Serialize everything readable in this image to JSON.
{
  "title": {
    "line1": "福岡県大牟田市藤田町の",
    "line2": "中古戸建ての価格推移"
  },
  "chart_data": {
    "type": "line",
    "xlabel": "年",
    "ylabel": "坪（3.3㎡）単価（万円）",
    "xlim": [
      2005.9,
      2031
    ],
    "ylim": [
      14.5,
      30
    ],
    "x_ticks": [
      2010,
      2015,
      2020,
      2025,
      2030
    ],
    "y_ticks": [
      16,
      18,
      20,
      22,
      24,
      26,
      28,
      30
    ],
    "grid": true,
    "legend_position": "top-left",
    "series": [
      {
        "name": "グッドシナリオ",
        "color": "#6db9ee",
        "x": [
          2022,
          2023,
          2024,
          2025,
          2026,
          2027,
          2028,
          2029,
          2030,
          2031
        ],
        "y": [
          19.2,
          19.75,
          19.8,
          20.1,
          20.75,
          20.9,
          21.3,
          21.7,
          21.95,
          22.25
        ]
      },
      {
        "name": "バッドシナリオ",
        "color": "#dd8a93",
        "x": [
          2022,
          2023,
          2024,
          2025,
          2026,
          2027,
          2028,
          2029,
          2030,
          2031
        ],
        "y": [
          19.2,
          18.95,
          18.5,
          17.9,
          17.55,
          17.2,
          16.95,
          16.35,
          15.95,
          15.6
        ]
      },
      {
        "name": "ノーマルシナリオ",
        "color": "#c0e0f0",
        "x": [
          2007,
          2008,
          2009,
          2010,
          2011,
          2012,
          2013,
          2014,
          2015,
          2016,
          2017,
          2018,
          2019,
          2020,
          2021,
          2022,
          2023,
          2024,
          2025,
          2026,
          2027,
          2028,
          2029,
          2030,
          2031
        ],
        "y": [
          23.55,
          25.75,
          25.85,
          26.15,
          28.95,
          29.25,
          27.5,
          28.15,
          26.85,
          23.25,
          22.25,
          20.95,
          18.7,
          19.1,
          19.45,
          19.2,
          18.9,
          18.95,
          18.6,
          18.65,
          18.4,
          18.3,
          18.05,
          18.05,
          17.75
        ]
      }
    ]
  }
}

*Brief*
Go through the records above and retype each one exactly.

*Problem solution*
Serialize everything readable in this image to JSON.
{
  "title": {
    "line1": "福岡県大牟田市藤田町の",
    "line2": "中古戸建ての価格推移"
  },
  "chart_data": {
    "type": "line",
    "xlabel": "年",
    "ylabel": "坪（3.3㎡）単価（万円）",
    "xlim": [
      2005.9,
      2031
    ],
    "ylim": [
      14.5,
      30
    ],
    "x_ticks": [
      2010,
      2015,
      2020,
      2025,
      2030
    ],
    "y_ticks": [
      16,
      18,
      20,
      22,
      24,
      26,
      28,
      30
    ],
    "grid": true,
    "legend_position": "top-left",
    "series": [
      {
        "name": "グッドシナリオ",
        "color": "#6db9ee",
        "x": [
          2022,
          2023,
          2024,
          2025,
          2026,
          2027,
          2028,
          2029,
          2030,
          2031
        ],
        "y": [
          19.2,
          19.75,
          19.8,
          20.1,
          20.75,
          20.9,
          21.3,
          21.7,
          21.95,
          22.25
        ]
      },
      {
        "name": "バッドシナリオ",
        "color": "#dd8a93",
        "x": [
          2022,
          2023,
          2024,
          2025,
          2026,
          2027,
          2028,
          2029,
          2030,
          2031
        ],
        "y": [
          19.2,
          18.95,
          18.5,
          17.9,
          17.55,
          17.2,
          16.95,
          16.35,
          15.95,
          15.6
        ]
      },
      {
        "name": "ノーマルシナリオ",
        "color": "#c0e0f0",
        "x": [
          2007,
          2008,
          2009,
          2010,
          2011,
          2012,
          2013,
          2014,
          2015,
          2016,
          2017,
          2018,
          2019,
          2020,
          2021,
          2022,
          2023,
          2024,
          2025,
          2026,
          2027,
          2028,
          2029,
          2030,
          2031
        ],
        "y": [
          23.55,
          25.75,
          25.85,
          26.15,
          28.95,
          29.25,
          27.5,
          28.15,
          26.85,
          23.25,
          22.25,
          20.95,
          18.7,
          19.1,
          19.45,
          19.2,
          18.9,
          18.95,
          18.6,
          18.65,
          18.4,
          18.3,
          18.05,
          18.05,
          17.75
        ]
      }
    ]
  }
}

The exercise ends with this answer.